Find and copy every line in the records that includes the string "frac".

(Data entries)
%%

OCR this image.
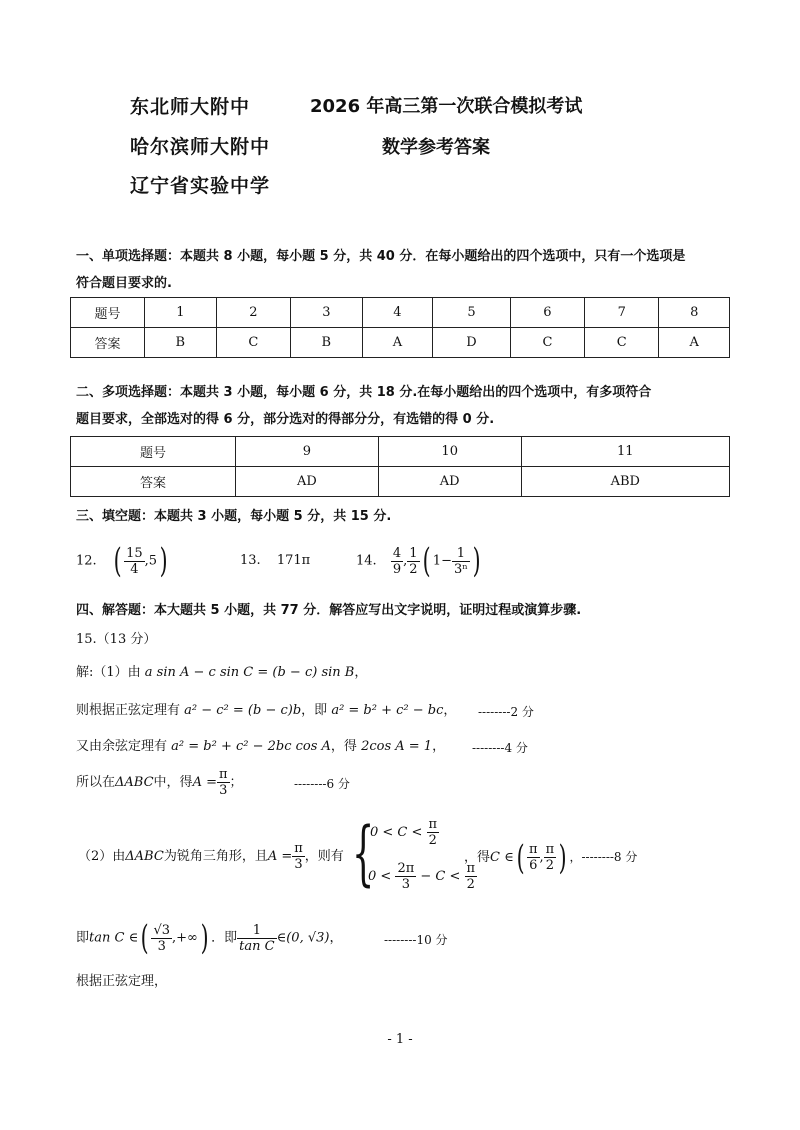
东北师大附中
哈尔滨师大附中
辽宁省实验中学
2026 年高三第一次联合模拟考试
数学参考答案
一、单项选择题：本题共 8 小题，每小题 5 分，共 40 分．在每小题给出的四个选项中，只有一个选项是
符合题目要求的.
题号	1	2	3	4	5	6	7	8
答案	B	C	B	A	D	C	C	A
二、多项选择题：本题共 3 小题，每小题 6 分，共 18 分.在每小题给出的四个选项中，有多项符合
题目要求，全部选对的得 6 分，部分选对的得部分分，有选错的得 0 分.
题号	9	10	11
答案	AD	AD	ABD
三、填空题：本题共 3 小题，每小题 5 分，共 15 分.
12. ( $\frac{15}{4} ,5$)	13. 171π	14. $\frac{4}{9}$ , $\frac{1}{2}$ ( $1- \frac{1}{\text{3ⁿ}}$ )
四、解答题：本大题共 5 小题，共 77 分．解答应写出文字说明，证明过程或演算步骤.
15.（13 分）
解:（1）由 a sin A − c sin C = (b − c) sin B，
则根据正弦定理有 a² − c² = (b − c)b，即 a² = b² + c² − bc， --------2 分
又由余弦定理有 a² = b² + c² − 2bc cos A，得 2cos A = 1， --------4 分
所以在ΔABC中，得$A = \frac{\pi}{3}$ ；	--------6 分
（2）由ΔABC为锐角三角形，且$A = \frac{\pi}{3}$ ，则有 {
$0 < C < \frac{\pi}{2}$
$0 < \frac{2\pi}{3} - C < \frac{\pi}{2}$
，得C ∈( $\frac{\pi}{6}$ , $\frac{\pi}{2}$ ) ，--------8 分
即tan C ∈( $\frac{√3}{3}$ ,+∞) ．即 $\frac{1}{\text{tan C}}$ ∈(0, √3)，	--------10 分
根据正弦定理，
- 1 -
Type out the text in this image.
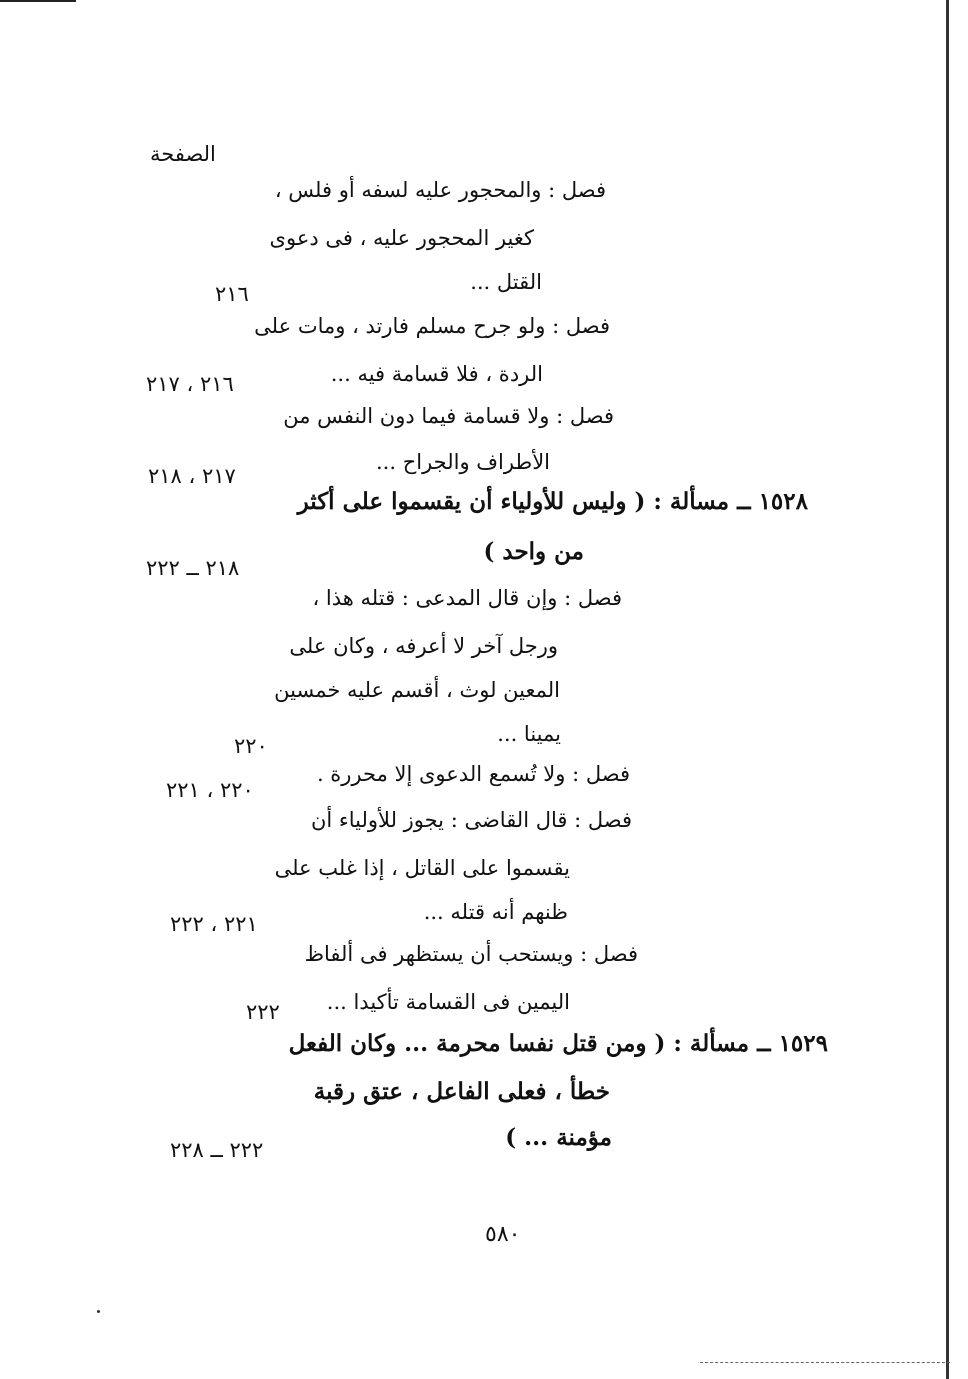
الصفحة
فصل : والمحجور عليه لسفه أو فلس ،
كغير المحجور عليه ، فى دعوى
القتل ...
فصل : ولو جرح مسلم فارتد ، ومات على
الردة ، فلا قسامة فيه ...
فصل : ولا قسامة فيما دون النفس من
الأطراف والجراح ...
١٥٢٨ ــ مسألة : ( وليس للأولياء أن يقسموا على أكثر
من واحد )
فصل : وإن قال المدعى : قتله هذا ،
ورجل آخر لا أعرفه ، وكان على
المعين لوث ، أقسم عليه خمسين
يمينا ...
فصل : ولا تُسمع الدعوى إلا محررة .
فصل : قال القاضى : يجوز للأولياء أن
يقسموا على القاتل ، إذا غلب على
ظنهم أنه قتله ...
فصل : ويستحب أن يستظهر فى ألفاظ
اليمين فى القسامة تأكيدا ...
١٥٢٩ ــ مسألة : ( ومن قتل نفسا محرمة ... وكان الفعل
خطأ ، فعلى الفاعل ، عتق رقبة
مؤمنة ... )
٢١٦
٢١٦ ، ٢١٧
٢١٧ ، ٢١٨
٢١٨ ــ ٢٢٢
٢٢٠
٢٢٠ ، ٢٢١
٢٢١ ، ٢٢٢
٢٢٢
٢٢٢ ــ ٢٢٨
٥٨٠
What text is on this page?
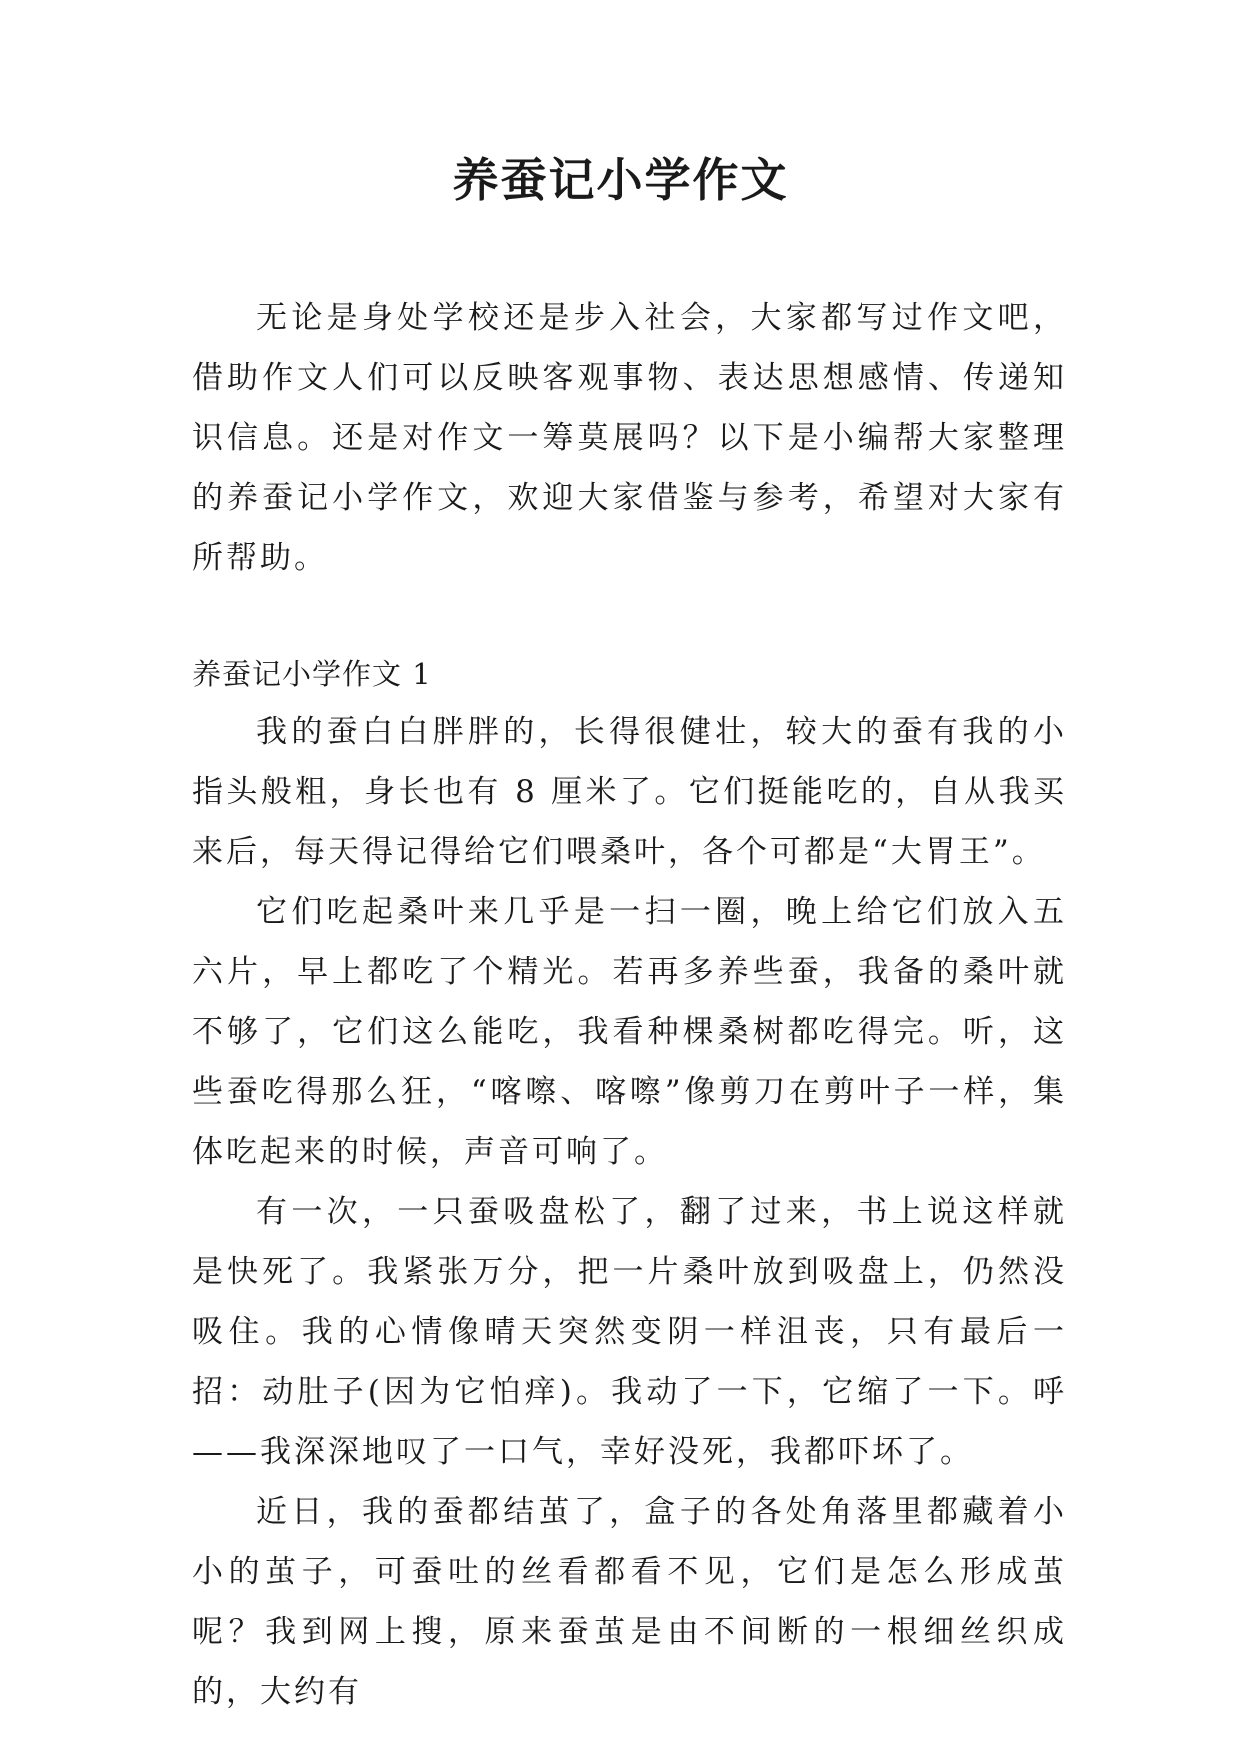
养蚕记小学作文

无论是身处学校还是步入社会，大家都写过作文吧，借助作文人们可以反映客观事物、表达思想感情、传递知识信息。还是对作文一筹莫展吗？以下是小编帮大家整理的养蚕记小学作文，欢迎大家借鉴与参考，希望对大家有所帮助。

养蚕记小学作文 1

我的蚕白白胖胖的，长得很健壮，较大的蚕有我的小指头般粗，身长也有 8 厘米了。它们挺能吃的，自从我买来后，每天得记得给它们喂桑叶，各个可都是“大胃王”。

它们吃起桑叶来几乎是一扫一圈，晚上给它们放入五六片，早上都吃了个精光。若再多养些蚕，我备的桑叶就不够了，它们这么能吃，我看种棵桑树都吃得完。听，这些蚕吃得那么狂，“喀嚓、喀嚓”像剪刀在剪叶子一样，集体吃起来的时候，声音可响了。

有一次，一只蚕吸盘松了，翻了过来，书上说这样就是快死了。我紧张万分，把一片桑叶放到吸盘上，仍然没吸住。我的心情像晴天突然变阴一样沮丧，只有最后一招：动肚子(因为它怕痒)。我动了一下，它缩了一下。呼——我深深地叹了一口气，幸好没死，我都吓坏了。

近日，我的蚕都结茧了，盒子的各处角落里都藏着小小的茧子，可蚕吐的丝看都看不见，它们是怎么形成茧呢？我到网上搜，原来蚕茧是由不间断的一根细丝织成的，大约有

%%

* **Task solution**:
12. ( $\frac{15}{4} ,5$)	13. 171π	14. $\frac{4}{9}$ , $\frac{1}{2}$ ( $1- \frac{1}{\text{3ⁿ}}$ )
所以在ΔABC中，得$A = \frac{\pi}{3}$ ；	--------6 分
（2）由ΔABC为锐角三角形，且$A = \frac{\pi}{3}$ ，则有 {
$0 < C < \frac{\pi}{2}$
$0 < \frac{2\pi}{3} - C < \frac{\pi}{2}$
，得C ∈( $\frac{\pi}{6}$ , $\frac{\pi}{2}$ ) ，--------8 分
即tan C ∈( $\frac{√3}{3}$ ,+∞) ．即 $\frac{1}{\text{tan C}}$ ∈(0, √3)，	--------10 分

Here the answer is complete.